═════ The input ═════

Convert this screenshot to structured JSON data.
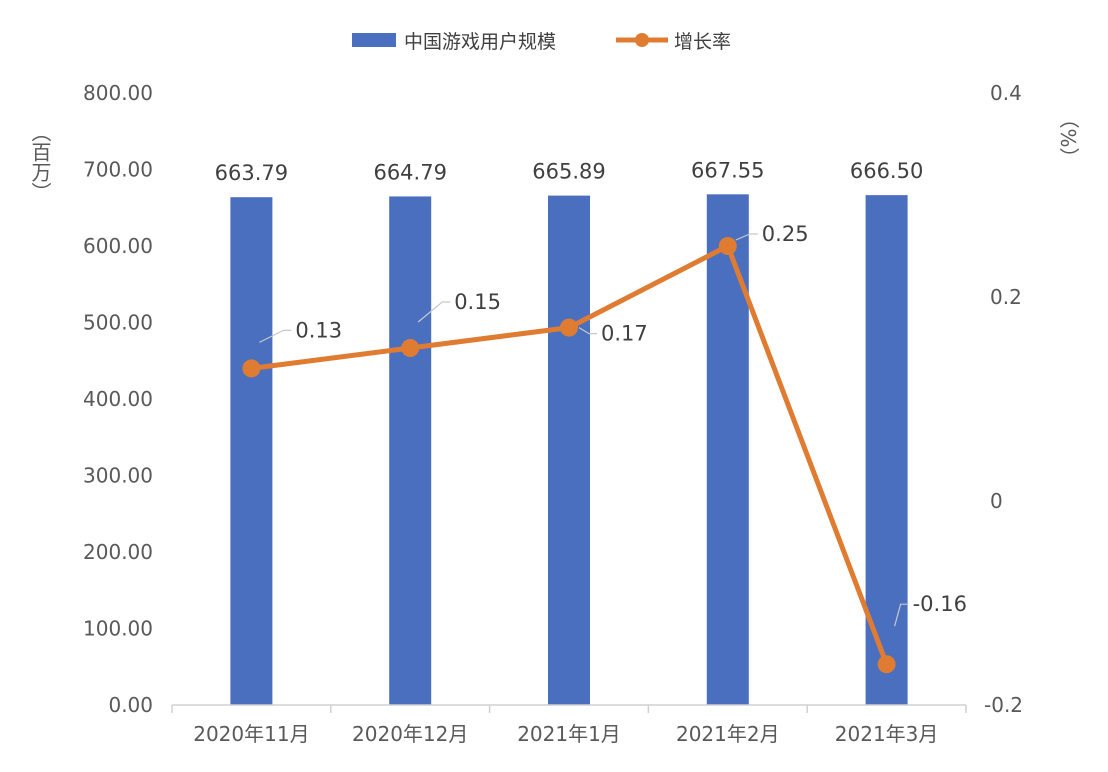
{
  "chart_data": {
    "type": "bar",
    "categories": [
      "2020年11月",
      "2020年12月",
      "2021年1月",
      "2021年2月",
      "2021年3月"
    ],
    "series": [
      {
        "name": "中国游戏用户规模",
        "type": "bar",
        "axis": "left",
        "values": [
          663.79,
          664.79,
          665.89,
          667.55,
          666.5
        ],
        "labels": [
          "663.79",
          "664.79",
          "665.89",
          "667.55",
          "666.50"
        ],
        "color": "#4a6fbf"
      },
      {
        "name": "增长率",
        "type": "line",
        "axis": "right",
        "values": [
          0.13,
          0.15,
          0.17,
          0.25,
          -0.16
        ],
        "labels": [
          "0.13",
          "0.15",
          "0.17",
          "0.25",
          "-0.16"
        ],
        "color": "#e07c32"
      }
    ],
    "y_left": {
      "label": "（百万）",
      "ylim": [
        0,
        800
      ],
      "ticks": [
        "0.00",
        "100.00",
        "200.00",
        "300.00",
        "400.00",
        "500.00",
        "600.00",
        "700.00",
        "800.00"
      ]
    },
    "y_right": {
      "label": "（%）",
      "ylim": [
        -0.2,
        0.4
      ],
      "ticks": [
        "-0.2",
        "0",
        "0.2",
        "0.4"
      ]
    },
    "legend_position": "top",
    "grid": false
  }
}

═════

### What is needed
The records above must be transcribed exactly. Pictures are left out of the copy.

### In response
Convert this screenshot to structured JSON data.
{
  "chart_data": {
    "type": "bar",
    "categories": [
      "2020年11月",
      "2020年12月",
      "2021年1月",
      "2021年2月",
      "2021年3月"
    ],
    "series": [
      {
        "name": "中国游戏用户规模",
        "type": "bar",
        "axis": "left",
        "values": [
          663.79,
          664.79,
          665.89,
          667.55,
          666.5
        ],
        "labels": [
          "663.79",
          "664.79",
          "665.89",
          "667.55",
          "666.50"
        ],
        "color": "#4a6fbf"
      },
      {
        "name": "增长率",
        "type": "line",
        "axis": "right",
        "values": [
          0.13,
          0.15,
          0.17,
          0.25,
          -0.16
        ],
        "labels": [
          "0.13",
          "0.15",
          "0.17",
          "0.25",
          "-0.16"
        ],
        "color": "#e07c32"
      }
    ],
    "y_left": {
      "label": "（百万）",
      "ylim": [
        0,
        800
      ],
      "ticks": [
        "0.00",
        "100.00",
        "200.00",
        "300.00",
        "400.00",
        "500.00",
        "600.00",
        "700.00",
        "800.00"
      ]
    },
    "y_right": {
      "label": "（%）",
      "ylim": [
        -0.2,
        0.4
      ],
      "ticks": [
        "-0.2",
        "0",
        "0.2",
        "0.4"
      ]
    },
    "legend_position": "top",
    "grid": false
  }
}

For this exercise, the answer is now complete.